▸ **What you should do**:
Filter the data below for the string "title" and copy each matching line.

[Data extracted from a collection]
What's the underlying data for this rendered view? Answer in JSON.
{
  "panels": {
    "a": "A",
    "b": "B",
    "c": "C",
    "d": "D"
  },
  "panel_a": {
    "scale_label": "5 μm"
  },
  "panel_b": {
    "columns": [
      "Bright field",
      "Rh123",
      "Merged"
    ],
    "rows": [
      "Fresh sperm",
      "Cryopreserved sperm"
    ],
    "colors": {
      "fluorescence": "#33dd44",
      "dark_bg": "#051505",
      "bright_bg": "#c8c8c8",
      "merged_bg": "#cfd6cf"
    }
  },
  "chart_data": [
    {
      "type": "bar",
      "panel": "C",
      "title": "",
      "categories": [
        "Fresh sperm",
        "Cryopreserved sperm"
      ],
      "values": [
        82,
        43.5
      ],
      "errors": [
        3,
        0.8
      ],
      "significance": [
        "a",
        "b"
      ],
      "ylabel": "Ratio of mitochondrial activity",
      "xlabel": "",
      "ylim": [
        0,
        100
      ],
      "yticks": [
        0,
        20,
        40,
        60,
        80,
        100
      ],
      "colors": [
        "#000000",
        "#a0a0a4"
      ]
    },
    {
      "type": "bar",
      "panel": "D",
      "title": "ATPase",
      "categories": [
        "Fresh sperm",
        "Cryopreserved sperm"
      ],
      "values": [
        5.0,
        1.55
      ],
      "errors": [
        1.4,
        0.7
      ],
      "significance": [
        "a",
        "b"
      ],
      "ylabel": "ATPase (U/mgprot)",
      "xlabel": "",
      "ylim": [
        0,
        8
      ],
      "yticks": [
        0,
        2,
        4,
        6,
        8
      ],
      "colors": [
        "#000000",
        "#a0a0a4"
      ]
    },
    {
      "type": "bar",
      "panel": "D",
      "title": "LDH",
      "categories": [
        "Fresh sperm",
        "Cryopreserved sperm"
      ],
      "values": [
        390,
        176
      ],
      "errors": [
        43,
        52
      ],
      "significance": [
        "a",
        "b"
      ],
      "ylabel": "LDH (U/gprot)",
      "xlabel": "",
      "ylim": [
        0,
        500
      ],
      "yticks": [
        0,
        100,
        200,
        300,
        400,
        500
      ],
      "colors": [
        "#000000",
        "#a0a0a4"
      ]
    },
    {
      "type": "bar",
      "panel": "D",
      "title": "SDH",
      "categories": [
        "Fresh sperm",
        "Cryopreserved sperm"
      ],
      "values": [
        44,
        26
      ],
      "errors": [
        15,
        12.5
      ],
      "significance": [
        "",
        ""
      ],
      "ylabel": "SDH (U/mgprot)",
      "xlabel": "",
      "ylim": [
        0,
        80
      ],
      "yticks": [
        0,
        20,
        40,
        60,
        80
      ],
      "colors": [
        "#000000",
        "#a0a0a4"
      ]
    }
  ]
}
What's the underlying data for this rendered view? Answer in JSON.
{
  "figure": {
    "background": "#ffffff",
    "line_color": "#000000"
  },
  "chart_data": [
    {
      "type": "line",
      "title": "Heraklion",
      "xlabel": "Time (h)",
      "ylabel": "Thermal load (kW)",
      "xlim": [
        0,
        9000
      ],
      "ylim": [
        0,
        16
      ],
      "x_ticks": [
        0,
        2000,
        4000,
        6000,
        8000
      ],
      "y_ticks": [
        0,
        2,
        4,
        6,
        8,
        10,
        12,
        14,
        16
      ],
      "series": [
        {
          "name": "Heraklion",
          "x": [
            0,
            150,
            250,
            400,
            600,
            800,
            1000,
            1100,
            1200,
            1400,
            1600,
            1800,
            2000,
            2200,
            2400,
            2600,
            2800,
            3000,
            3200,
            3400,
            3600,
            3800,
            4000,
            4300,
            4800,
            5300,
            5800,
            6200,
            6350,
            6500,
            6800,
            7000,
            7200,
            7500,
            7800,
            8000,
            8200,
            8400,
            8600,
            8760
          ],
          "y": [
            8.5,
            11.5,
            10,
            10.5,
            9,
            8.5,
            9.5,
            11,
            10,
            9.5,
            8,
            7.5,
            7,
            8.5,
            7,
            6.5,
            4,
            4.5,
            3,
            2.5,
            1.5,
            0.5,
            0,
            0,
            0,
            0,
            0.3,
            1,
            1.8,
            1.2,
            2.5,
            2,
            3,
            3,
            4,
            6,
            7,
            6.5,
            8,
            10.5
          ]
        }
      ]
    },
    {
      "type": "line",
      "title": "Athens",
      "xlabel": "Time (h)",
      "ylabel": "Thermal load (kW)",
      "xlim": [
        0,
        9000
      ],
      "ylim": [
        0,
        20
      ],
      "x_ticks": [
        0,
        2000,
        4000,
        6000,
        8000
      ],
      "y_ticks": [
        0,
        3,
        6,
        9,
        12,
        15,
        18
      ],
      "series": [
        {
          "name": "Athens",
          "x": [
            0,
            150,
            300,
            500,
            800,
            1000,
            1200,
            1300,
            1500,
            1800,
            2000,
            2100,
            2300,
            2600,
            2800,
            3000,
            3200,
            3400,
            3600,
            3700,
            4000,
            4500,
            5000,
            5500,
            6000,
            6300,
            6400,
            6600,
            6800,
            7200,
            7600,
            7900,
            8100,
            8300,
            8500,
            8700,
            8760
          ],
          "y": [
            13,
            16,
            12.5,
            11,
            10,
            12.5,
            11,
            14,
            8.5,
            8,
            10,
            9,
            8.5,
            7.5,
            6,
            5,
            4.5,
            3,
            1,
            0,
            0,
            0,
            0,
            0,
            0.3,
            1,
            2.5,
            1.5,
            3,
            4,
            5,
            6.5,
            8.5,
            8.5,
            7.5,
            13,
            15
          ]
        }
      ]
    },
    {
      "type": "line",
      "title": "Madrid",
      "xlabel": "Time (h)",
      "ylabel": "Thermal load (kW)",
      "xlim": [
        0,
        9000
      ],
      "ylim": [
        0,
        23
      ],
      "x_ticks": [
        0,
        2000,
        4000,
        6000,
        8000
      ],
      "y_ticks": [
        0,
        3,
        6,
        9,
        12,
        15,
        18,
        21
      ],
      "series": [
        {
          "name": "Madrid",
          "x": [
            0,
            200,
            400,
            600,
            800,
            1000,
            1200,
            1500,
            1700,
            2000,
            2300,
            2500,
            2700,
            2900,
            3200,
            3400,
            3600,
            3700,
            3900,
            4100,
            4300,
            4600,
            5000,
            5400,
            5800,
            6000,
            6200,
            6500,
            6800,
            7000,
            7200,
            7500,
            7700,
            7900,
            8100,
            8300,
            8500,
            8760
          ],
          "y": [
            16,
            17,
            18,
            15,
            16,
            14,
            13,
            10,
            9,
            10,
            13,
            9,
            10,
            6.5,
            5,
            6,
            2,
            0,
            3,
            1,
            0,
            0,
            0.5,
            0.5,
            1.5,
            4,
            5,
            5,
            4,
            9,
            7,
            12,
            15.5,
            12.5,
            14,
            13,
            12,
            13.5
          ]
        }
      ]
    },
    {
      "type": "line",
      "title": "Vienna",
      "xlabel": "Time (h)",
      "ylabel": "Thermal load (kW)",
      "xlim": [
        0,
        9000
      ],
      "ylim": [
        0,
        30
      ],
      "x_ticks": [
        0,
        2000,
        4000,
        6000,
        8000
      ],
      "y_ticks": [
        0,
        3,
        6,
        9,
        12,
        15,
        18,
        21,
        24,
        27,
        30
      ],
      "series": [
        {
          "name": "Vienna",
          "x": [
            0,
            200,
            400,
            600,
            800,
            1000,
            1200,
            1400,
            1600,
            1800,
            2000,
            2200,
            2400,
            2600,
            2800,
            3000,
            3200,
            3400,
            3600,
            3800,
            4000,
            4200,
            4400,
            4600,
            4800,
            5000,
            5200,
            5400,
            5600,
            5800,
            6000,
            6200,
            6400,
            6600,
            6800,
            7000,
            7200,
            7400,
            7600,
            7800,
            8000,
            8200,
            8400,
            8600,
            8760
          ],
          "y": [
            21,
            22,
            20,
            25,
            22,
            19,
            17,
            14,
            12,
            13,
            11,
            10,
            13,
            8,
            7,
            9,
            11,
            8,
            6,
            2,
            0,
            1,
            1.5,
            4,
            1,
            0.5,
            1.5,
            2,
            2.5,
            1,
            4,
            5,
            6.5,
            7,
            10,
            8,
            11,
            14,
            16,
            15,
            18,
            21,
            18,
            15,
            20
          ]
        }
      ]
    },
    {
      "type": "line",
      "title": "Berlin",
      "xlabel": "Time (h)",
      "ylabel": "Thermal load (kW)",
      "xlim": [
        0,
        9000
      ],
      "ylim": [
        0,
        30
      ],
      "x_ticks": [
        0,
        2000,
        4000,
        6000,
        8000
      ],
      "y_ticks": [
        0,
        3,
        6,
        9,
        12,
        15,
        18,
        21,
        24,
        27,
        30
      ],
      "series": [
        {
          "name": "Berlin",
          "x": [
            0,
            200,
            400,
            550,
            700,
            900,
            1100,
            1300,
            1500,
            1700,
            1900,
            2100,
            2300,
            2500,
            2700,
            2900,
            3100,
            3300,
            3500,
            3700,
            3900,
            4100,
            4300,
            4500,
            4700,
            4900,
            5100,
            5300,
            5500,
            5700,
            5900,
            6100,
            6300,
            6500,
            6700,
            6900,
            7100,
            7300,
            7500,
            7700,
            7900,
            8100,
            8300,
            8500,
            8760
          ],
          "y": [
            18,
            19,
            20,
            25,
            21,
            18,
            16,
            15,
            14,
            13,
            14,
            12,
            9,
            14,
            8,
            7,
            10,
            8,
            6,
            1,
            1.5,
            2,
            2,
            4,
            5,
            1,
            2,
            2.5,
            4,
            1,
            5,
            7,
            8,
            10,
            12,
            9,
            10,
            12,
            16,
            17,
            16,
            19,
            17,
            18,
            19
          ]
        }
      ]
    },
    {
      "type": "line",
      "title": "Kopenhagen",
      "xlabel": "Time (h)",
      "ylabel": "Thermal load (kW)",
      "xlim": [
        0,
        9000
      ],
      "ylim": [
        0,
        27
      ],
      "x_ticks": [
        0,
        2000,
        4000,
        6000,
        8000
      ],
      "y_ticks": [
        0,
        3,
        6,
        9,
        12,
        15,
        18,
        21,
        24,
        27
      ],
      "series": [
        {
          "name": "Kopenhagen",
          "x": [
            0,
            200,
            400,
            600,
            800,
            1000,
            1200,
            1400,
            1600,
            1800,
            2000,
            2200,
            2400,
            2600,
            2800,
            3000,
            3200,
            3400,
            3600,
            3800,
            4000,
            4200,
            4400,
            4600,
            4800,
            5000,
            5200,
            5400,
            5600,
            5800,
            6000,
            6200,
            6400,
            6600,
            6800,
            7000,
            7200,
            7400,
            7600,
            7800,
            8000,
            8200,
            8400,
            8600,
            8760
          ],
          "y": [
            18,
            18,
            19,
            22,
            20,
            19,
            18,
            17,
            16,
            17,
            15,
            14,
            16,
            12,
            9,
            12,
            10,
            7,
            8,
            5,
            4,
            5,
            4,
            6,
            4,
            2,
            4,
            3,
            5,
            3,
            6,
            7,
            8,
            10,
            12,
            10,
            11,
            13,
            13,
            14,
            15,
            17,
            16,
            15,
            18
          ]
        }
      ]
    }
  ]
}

▸ **Response to this exercise**:
      "title": "",
      "title": "ATPase",
      "title": "LDH",
      "title": "SDH",
      "title": "Heraklion",
      "title": "Athens",
      "title": "Madrid",
      "title": "Vienna",
      "title": "Berlin",
      "title": "Kopenhagen",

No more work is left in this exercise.